[TRECHO PARA REVISÃO]:

O investimento milionário para transformação do Lago Dourado em complexo de lazer causa apreensão junto a um grupo de moradores do Bairro Várzea, em Santa Cruz do Sul. Eles temem que as intervenções possam agravar o problema dos alagamentos no bairro. Quando o Rio Pardinho sai do leito, atinge algumas ruas, pátios e casas
Um grupo de moradores que conversou com a Gazeta do Sul nessa sexta-feira relatou temer a criação de novos aterros para a revitalização do lago, que receberá R$ 20 milhões em investimentos. O convênio entre a Prefeitura e a Corsan, que viabiliza as obras, foi assinado em outubro. Ainda em agosto do ano passado, um abaixo-assinado com adesão de 315 famílias foi protocolado junto à Prefeitura, pedindo a limpeza do Rio Pardinho como ação preventiva para controle dos alagamentos. O ideal, conforme o grupo, seria o desassoreamento desde o município de Sinimbu e até o Rio Pardo. Eles também pedem a canalização de uma sanga no bairro.
No mês de outubro, último, após a assinatura do convênio, uma moradora acionou o Ministério Público para cobrar esclarecimentos sobre realização de estudo de impacto ambiental autorizando as obras no Lago Dourado. Ela segue no aguardo de um retorno do MP. A Prefeitura de Santa Cruz, por sua vez, afirma que existe um estudo que comprova que as intervenções junto ao lago não vão maximizar os transtornos para os moradores do Bairro Várzea e que tem planos de efetuar a limpeza do Rio Pardinho.

[DADOS PARA ANÁLISE]:
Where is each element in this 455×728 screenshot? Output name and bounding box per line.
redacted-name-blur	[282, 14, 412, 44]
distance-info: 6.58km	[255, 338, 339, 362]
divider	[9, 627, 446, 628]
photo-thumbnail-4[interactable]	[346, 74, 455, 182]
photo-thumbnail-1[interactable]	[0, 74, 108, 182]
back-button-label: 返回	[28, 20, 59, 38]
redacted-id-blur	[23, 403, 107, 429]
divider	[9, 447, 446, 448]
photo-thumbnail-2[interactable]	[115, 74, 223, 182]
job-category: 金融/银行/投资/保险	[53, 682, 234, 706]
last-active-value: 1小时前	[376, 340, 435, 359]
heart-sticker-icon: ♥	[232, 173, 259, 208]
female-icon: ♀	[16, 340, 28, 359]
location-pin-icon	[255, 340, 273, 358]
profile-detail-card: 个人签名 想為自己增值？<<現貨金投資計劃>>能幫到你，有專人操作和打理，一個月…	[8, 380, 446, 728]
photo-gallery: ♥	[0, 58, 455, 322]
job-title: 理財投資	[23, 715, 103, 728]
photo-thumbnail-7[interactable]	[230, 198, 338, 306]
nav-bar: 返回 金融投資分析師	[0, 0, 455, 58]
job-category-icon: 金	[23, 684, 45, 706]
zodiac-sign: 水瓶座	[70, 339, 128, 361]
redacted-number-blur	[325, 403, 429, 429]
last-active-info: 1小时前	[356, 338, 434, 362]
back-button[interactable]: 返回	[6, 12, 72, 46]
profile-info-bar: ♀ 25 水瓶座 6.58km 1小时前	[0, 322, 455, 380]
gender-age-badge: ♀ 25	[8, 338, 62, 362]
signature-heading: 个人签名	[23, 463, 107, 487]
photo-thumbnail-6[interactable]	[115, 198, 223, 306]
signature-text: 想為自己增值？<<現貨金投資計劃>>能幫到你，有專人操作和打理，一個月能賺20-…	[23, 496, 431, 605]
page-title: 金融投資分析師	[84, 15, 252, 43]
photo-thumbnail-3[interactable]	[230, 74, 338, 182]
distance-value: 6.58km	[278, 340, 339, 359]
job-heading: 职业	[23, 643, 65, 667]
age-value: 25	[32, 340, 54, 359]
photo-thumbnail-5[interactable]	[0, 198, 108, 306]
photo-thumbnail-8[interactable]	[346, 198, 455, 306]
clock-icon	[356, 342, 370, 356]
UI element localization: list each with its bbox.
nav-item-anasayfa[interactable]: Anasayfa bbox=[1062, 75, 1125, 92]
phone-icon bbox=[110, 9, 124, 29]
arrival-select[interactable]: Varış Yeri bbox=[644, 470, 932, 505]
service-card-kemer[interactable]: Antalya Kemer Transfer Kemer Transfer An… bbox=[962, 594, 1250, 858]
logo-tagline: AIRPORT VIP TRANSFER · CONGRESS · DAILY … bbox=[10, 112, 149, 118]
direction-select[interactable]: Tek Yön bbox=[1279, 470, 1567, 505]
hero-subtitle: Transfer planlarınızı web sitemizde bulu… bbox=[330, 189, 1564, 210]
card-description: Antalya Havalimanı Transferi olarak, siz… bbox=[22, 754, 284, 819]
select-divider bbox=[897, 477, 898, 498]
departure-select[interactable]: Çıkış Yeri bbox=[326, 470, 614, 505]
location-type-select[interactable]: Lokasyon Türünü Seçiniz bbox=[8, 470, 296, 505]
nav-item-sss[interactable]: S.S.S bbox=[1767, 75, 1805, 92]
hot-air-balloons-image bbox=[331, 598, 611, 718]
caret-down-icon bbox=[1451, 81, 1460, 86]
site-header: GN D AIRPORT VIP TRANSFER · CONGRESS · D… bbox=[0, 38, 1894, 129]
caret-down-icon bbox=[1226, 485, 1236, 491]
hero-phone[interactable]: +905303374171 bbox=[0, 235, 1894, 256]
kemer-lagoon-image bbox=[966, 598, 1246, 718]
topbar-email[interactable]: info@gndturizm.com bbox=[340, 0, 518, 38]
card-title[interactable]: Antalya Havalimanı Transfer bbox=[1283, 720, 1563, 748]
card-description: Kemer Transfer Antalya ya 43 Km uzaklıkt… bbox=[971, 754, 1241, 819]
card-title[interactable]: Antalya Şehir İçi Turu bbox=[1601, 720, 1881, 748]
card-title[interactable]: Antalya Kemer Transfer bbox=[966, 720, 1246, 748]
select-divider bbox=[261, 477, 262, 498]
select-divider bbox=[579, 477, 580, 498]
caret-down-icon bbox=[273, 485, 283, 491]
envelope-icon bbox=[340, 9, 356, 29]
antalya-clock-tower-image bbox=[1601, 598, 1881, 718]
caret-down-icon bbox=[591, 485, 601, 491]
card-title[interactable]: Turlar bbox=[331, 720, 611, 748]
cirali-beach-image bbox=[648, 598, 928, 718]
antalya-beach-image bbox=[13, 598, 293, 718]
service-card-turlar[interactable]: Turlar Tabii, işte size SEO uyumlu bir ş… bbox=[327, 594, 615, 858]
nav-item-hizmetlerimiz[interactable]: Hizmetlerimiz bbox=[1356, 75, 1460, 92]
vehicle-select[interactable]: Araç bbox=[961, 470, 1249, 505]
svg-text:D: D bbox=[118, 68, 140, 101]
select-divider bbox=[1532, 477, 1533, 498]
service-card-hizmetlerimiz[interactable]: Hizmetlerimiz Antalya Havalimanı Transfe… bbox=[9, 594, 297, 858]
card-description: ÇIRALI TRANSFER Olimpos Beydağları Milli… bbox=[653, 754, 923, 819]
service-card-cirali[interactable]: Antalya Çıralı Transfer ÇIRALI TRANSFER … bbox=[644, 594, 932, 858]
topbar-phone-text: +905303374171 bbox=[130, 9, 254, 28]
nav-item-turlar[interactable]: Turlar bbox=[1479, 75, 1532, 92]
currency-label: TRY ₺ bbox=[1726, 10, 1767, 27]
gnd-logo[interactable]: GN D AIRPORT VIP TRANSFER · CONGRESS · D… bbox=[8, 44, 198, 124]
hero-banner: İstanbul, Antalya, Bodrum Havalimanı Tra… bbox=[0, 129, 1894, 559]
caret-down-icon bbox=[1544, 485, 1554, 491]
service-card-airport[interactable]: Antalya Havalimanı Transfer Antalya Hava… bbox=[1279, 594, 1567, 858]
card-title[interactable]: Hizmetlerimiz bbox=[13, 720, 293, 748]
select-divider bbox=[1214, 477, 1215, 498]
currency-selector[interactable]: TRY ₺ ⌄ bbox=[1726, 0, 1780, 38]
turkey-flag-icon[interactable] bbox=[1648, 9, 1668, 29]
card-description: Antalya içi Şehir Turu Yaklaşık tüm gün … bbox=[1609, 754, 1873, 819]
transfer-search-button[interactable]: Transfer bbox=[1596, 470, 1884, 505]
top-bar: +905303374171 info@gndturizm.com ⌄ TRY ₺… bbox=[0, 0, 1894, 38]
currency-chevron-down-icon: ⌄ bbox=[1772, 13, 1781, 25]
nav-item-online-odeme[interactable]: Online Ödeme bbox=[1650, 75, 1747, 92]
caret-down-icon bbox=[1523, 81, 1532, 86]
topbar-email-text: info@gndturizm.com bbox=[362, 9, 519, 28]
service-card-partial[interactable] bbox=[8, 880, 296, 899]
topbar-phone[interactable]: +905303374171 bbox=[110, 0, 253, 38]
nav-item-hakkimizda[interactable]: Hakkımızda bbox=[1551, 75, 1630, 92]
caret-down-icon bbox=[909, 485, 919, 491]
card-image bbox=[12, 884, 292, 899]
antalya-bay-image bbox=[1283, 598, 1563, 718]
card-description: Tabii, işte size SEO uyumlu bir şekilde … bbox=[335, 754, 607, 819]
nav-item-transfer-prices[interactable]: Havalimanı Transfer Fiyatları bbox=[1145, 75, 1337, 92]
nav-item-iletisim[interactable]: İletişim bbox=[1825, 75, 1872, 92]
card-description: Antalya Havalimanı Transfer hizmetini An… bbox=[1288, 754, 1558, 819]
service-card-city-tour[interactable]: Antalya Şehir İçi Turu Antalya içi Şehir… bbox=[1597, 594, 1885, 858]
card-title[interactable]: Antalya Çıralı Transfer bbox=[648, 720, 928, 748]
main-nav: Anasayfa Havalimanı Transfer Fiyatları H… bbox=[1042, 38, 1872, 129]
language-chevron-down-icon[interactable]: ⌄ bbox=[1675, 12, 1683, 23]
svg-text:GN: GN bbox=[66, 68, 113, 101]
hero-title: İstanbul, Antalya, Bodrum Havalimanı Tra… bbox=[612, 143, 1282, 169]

[DESCRIÇÃO DO EXERCÍCIO]:
No trecho sobre o Lago Dourado, quantas famílias aderiram ao abaixo-assinado protocolado junto à Prefeitura em agosto do ano passado?

[RESPOSTA DO PROBLEMA]:
315 famílias.